* Information shown *
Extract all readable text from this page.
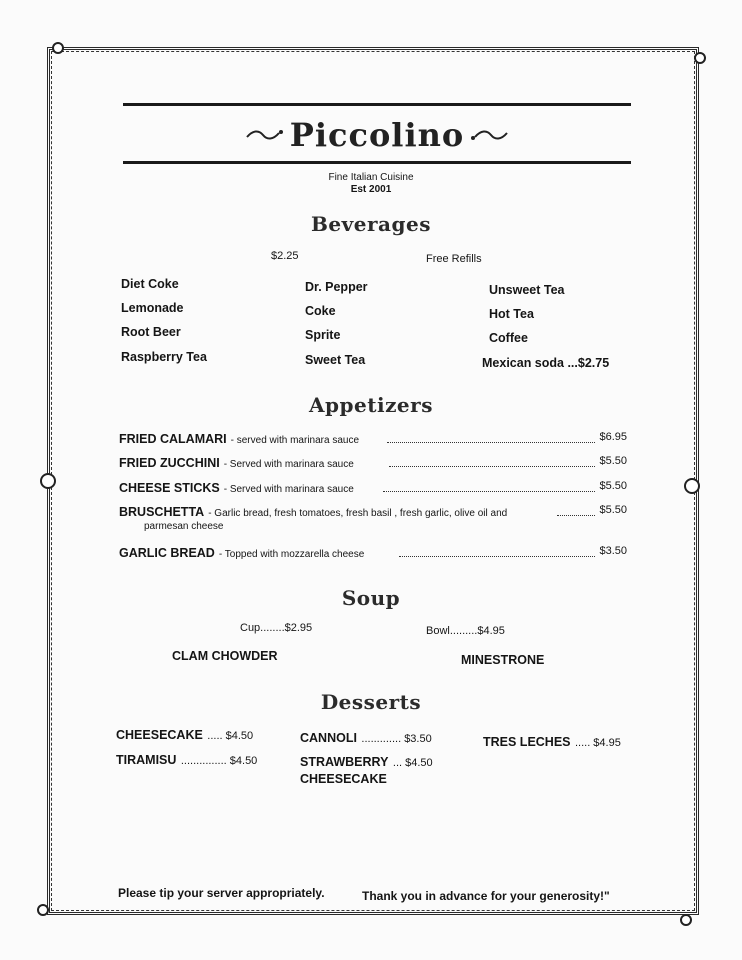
Piccolino
Fine Italian Cuisine
Est 2001
Beverages
$2.25	Free Refills
Diet Coke
Lemonade
Root Beer
Raspberry Tea
Dr. Pepper
Coke
Sprite
Sweet Tea
Unsweet Tea
Hot Tea
Coffee
Mexican soda ...$2.75
Appetizers
FRIED CALAMARI - served with marinara sauce	$6.95
FRIED ZUCCHINI - Served with marinara sauce	$5.50
CHEESE STICKS - Served with marinara sauce	$5.50
BRUSCHETTA - Garlic bread, fresh tomatoes, fresh basil , fresh garlic, olive oil and	$5.50
parmesan cheese
GARLIC BREAD - Topped with mozzarella cheese	$3.50
Soup
Cup........$2.95	Bowl.........$4.95
CLAM CHOWDER	MINESTRONE
Desserts
CHEESECAKE ..... $4.50
TIRAMISU ............... $4.50
CANNOLI ............. $3.50
STRAWBERRY ... $4.50
CHEESECAKE
TRES LECHES ..... $4.95
Please tip your server appropriately.	Thank you in advance for your generosity!"
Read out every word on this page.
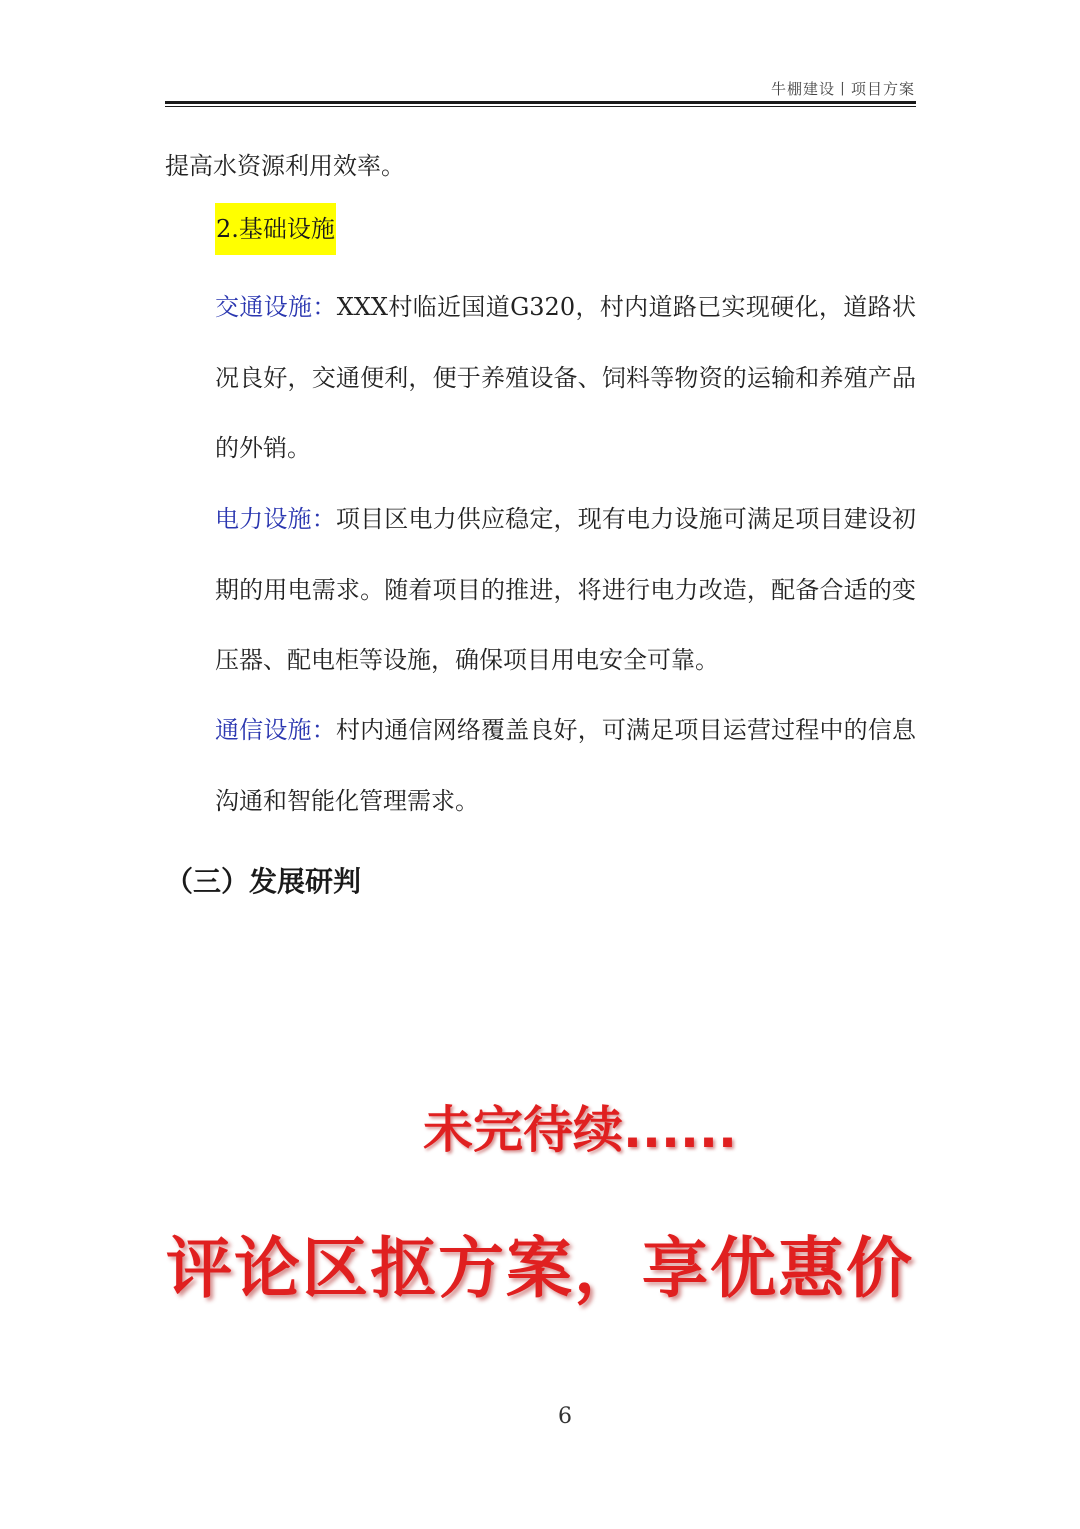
牛棚建设丨项目方案
提高水资源利用效率。
2.基础设施
交通设施：XXX村临近国道G320，村内道路已实现硬化，道路状况良好，交通便利，便于养殖设备、饲料等物资的运输和养殖产品的外销。
电力设施：项目区电力供应稳定，现有电力设施可满足项目建设初期的用电需求。随着项目的推进，将进行电力改造，配备合适的变压器、配电柜等设施，确保项目用电安全可靠。
通信设施：村内通信网络覆盖良好，可满足项目运营过程中的信息沟通和智能化管理需求。
（三）发展研判
未完待续......
评论区抠方案，享优惠价
6
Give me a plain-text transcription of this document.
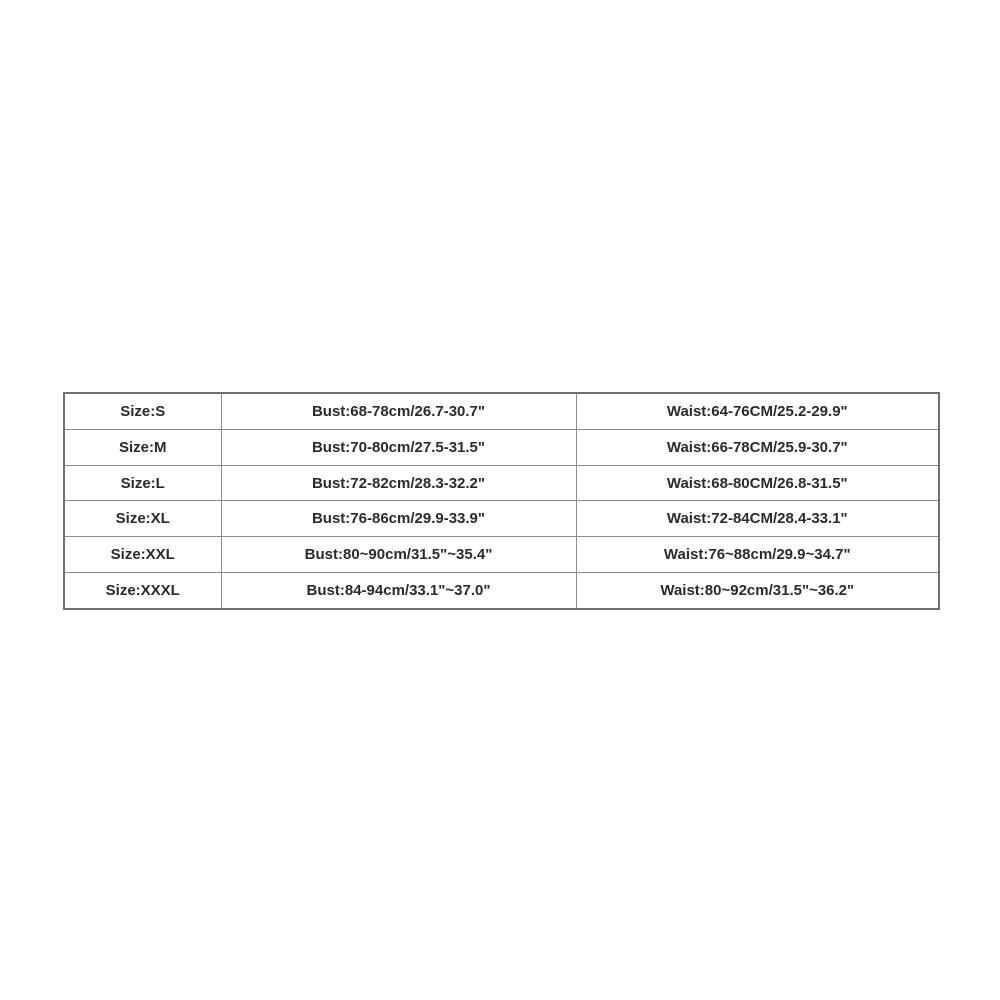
Size:S	Bust:68-78cm/26.7-30.7"	Waist:64-76CM/25.2-29.9"
Size:M	Bust:70-80cm/27.5-31.5"	Waist:66-78CM/25.9-30.7"
Size:L	Bust:72-82cm/28.3-32.2"	Waist:68-80CM/26.8-31.5"
Size:XL	Bust:76-86cm/29.9-33.9"	Waist:72-84CM/28.4-33.1"
Size:XXL	Bust:80~90cm/31.5"~35.4"	Waist:76~88cm/29.9~34.7"
Size:XXXL	Bust:84-94cm/33.1"~37.0"	Waist:80~92cm/31.5"~36.2"
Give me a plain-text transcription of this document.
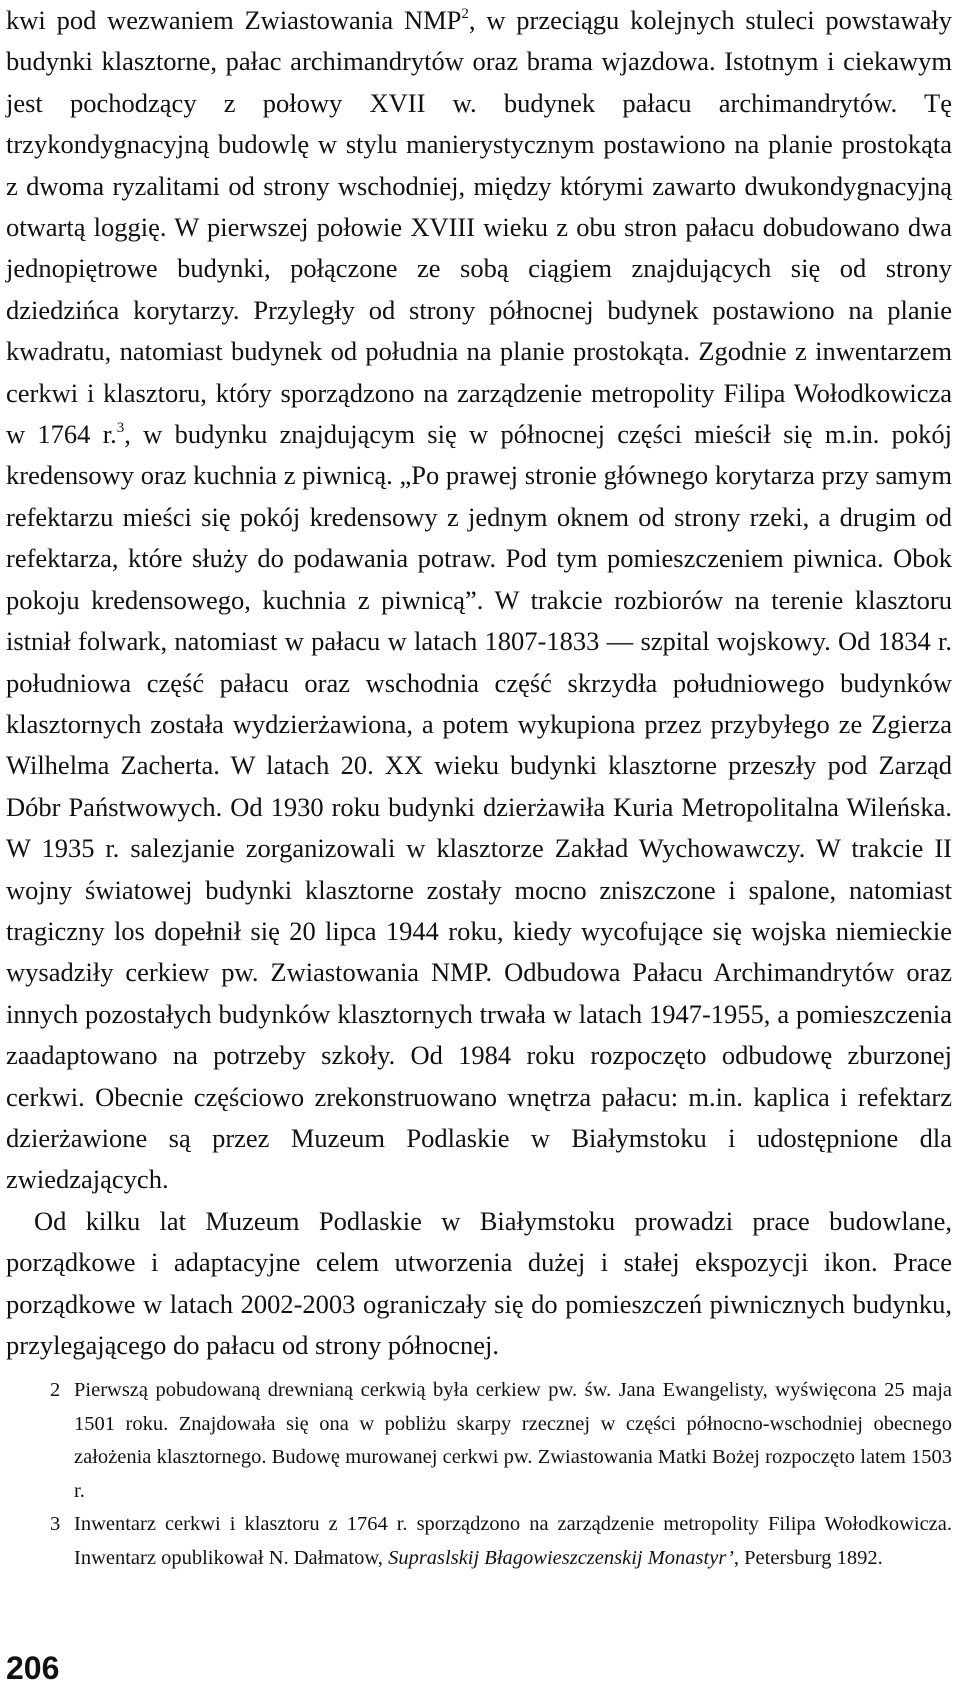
kwi pod wezwaniem Zwiastowania NMP$^2$, w przeciągu kolejnych stuleci powstawały budynki klasztorne, pałac archimandrytów oraz brama wjazdowa. Istotnym i ciekawym jest pochodzący z połowy XVII w. budynek pałacu archimandrytów. Tę trzykondygnacyjną budowlę w stylu manierystycznym postawiono na planie prostokąta z dwoma ryzalitami od strony wschodniej, między którymi zawarto dwukondygnacyjną otwartą loggię. W pierwszej połowie XVIII wieku z obu stron pałacu dobudowano dwa jednopiętrowe budynki, połączone ze sobą ciągiem znajdujących się od strony dziedzińca korytarzy. Przyległy od strony północnej budynek postawiono na planie kwadratu, natomiast budynek od południa na planie prostokąta. Zgodnie z inwentarzem cerkwi i klasztoru, który sporządzono na zarządzenie metropolity Filipa Wołodkowicza w 1764 r.$^3$, w budynku znajdującym się w północnej części mieścił się m.in. pokój kredensowy oraz kuchnia z piwnicą. „Po prawej stronie głównego korytarza przy samym refektarzu mieści się pokój kredensowy z jednym oknem od strony rzeki, a drugim od refektarza, które służy do podawania potraw. Pod tym pomieszczeniem piwnica. Obok pokoju kredensowego, kuchnia z piwnicą”. W trakcie rozbiorów na terenie klasztoru istniał folwark, natomiast w pałacu w latach 1807-1833 — szpital wojskowy. Od 1834 r. południowa część pałacu oraz wschodnia część skrzydła południowego budynków klasztornych została wydzierżawiona, a potem wykupiona przez przybyłego ze Zgierza Wilhelma Zacherta. W latach 20. XX wieku budynki klasztorne przeszły pod Zarząd Dóbr Państwowych. Od 1930 roku budynki dzierżawiła Kuria Metropolitalna Wileńska. W 1935 r. salezjanie zorganizowali w klasztorze Zakład Wychowawczy. W trakcie II wojny światowej budynki klasztorne zostały mocno zniszczone i spalone, natomiast tragiczny los dopełnił się 20 lipca 1944 roku, kiedy wycofujące się wojska niemieckie wysadziły cerkiew pw. Zwiastowania NMP. Odbudowa Pałacu Archimandrytów oraz innych pozostałych budynków klasztornych trwała w latach 1947-1955, a pomieszczenia zaadaptowano na potrzeby szkoły. Od 1984 roku rozpoczęto odbudowę zburzonej cerkwi. Obecnie częściowo zrekonstruowano wnętrza pałacu: m.in. kaplica i refektarz dzierżawione są przez Muzeum Podlaskie w Białymstoku i udostępnione dla zwiedzających.

Od kilku lat Muzeum Podlaskie w Białymstoku prowadzi prace budowlane, porządkowe i adaptacyjne celem utworzenia dużej i stałej ekspozycji ikon. Prace porządkowe w latach 2002-2003 ograniczały się do pomieszczeń piwnicznych budynku, przylegającego do pałacu od strony północnej.

2 Pierwszą pobudowaną drewnianą cerkwią była cerkiew pw. św. Jana Ewangelisty, wyświęcona 25 maja 1501 roku. Znajdowała się ona w pobliżu skarpy rzecznej w części północno-wschodniej obecnego założenia klasztornego. Budowę murowanej cerkwi pw. Zwiastowania Matki Bożej rozpoczęto latem 1503 r.

3 Inwentarz cerkwi i klasztoru z 1764 r. sporządzono na zarządzenie metropolity Filipa Wołodkowicza. Inwentarz opublikował N. Dałmatow, Supraslskij Błagowieszczenskij Monastyr’, Petersburg 1892.

206
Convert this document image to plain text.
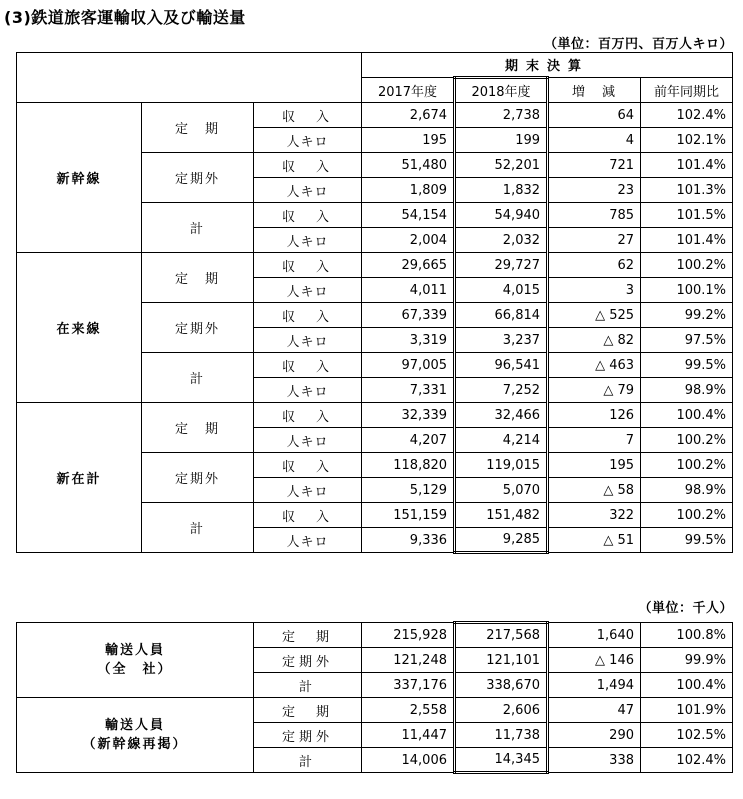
(3)鉄道旅客運輸収入及び輸送量
（単位：百万円、百万人キロ）
			期末決算			
			2017年度	2018年度	増　減	前年同期比
新幹線	定　期	収　入	2,674	2,738	64	102.4%
		人キロ	195	199	4	102.1%
	定期外	収　入	51,480	52,201	721	101.4%
		人キロ	1,809	1,832	23	101.3%
	計	収　入	54,154	54,940	785	101.5%
		人キロ	2,004	2,032	27	101.4%
在来線	定　期	収　入	29,665	29,727	62	100.2%
		人キロ	4,011	4,015	3	100.1%
	定期外	収　入	67,339	66,814	△ 525	99.2%
		人キロ	3,319	3,237	△ 82	97.5%
	計	収　入	97,005	96,541	△ 463	99.5%
		人キロ	7,331	7,252	△ 79	98.9%
新在計	定　期	収　入	32,339	32,466	126	100.4%
		人キロ	4,207	4,214	7	100.2%
	定期外	収　入	118,820	119,015	195	100.2%
		人キロ	5,129	5,070	△ 58	98.9%
	計	収　入	151,159	151,482	322	100.2%
		人キロ	9,336	9,285	△ 51	99.5%
（単位：千人）
輸送人員
（全　社）	定　期	215,928	217,568	1,640	100.8%
	定期外	121,248	121,101	△ 146	99.9%
	計	337,176	338,670	1,494	100.4%

輸送人員
（新幹線再掲）	定　期	2,558	2,606	47	101.9%
	定期外	11,447	11,738	290	102.5%
	計	14,006	14,345	338	102.4%
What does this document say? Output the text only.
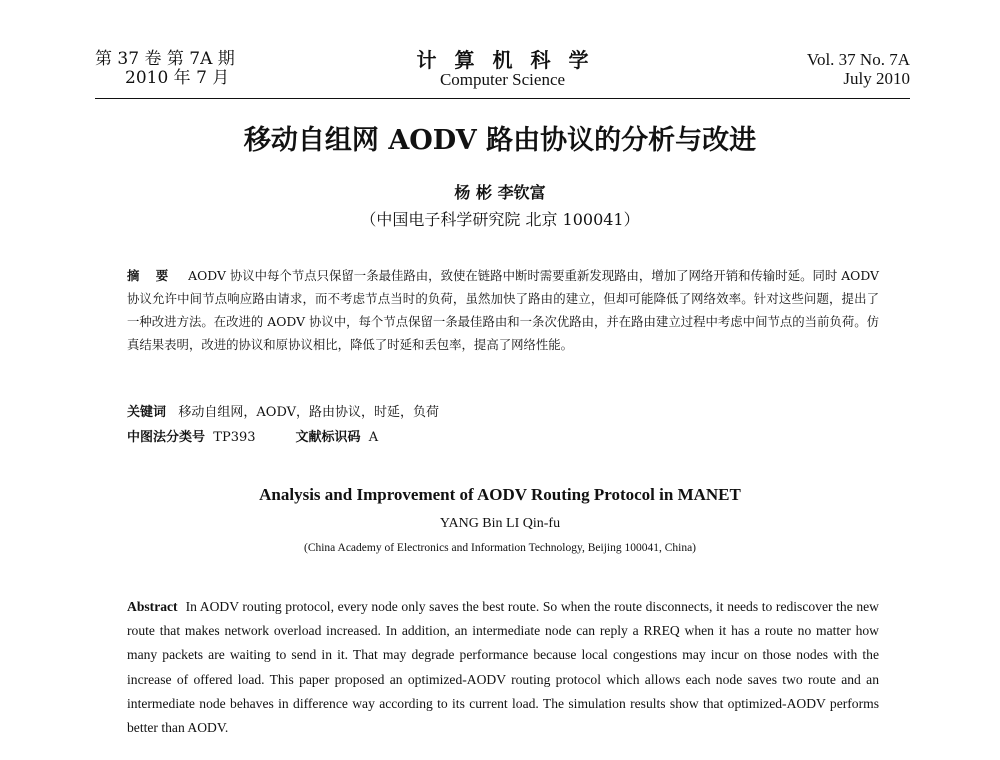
第 37 卷 第 7A 期
2010 年 7 月
计算机科学
Computer Science
Vol. 37 No. 7A
July 2010
移动自组网 AODV 路由协议的分析与改进
杨 彬 李钦富
（中国电子科学研究院 北京 100041）
摘 要 AODV 协议中每个节点只保留一条最佳路由，致使在链路中断时需要重新发现路由，增加了网络开销和传输时延。同时 AODV 协议允许中间节点响应路由请求，而不考虑节点当时的负荷，虽然加快了路由的建立，但却可能降低了网络效率。针对这些问题，提出了一种改进方法。在改进的 AODV 协议中，每个节点保留一条最佳路由和一条次优路由，并在路由建立过程中考虑中间节点的当前负荷。仿真结果表明，改进的协议和原协议相比，降低了时延和丢包率，提高了网络性能。
关键词 移动自组网，AODV，路由协议，时延，负荷
中图法分类号 TP393	文献标识码 A
Analysis and Improvement of AODV Routing Protocol in MANET
YANG Bin LI Qin-fu
(China Academy of Electronics and Information Technology, Beijing 100041, China)
Abstract In AODV routing protocol, every node only saves the best route. So when the route disconnects, it needs to rediscover the new route that makes network overload increased. In addition, an intermediate node can reply a RREQ when it has a route no matter how many packets are waiting to send in it. That may degrade performance because local congestions may incur on those nodes with the increase of offered load. This paper proposed an optimized-AODV routing protocol which allows each node saves two route and an intermediate node behaves in difference way according to its current load. The simulation results show that optimized-AODV performs better than AODV.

* Task to carry out *
Copy each line that holds the word "Size".

* Worked answer *
Size:S	Bust:68-78cm/26.7-30.7"	Waist:64-76CM/25.2-29.9"
Size:M	Bust:70-80cm/27.5-31.5"	Waist:66-78CM/25.9-30.7"
Size:L	Bust:72-82cm/28.3-32.2"	Waist:68-80CM/26.8-31.5"
Size:XL	Bust:76-86cm/29.9-33.9"	Waist:72-84CM/28.4-33.1"
Size:XXL	Bust:80~90cm/31.5"~35.4"	Waist:76~88cm/29.9~34.7"
Size:XXXL	Bust:84-94cm/33.1"~37.0"	Waist:80~92cm/31.5"~36.2"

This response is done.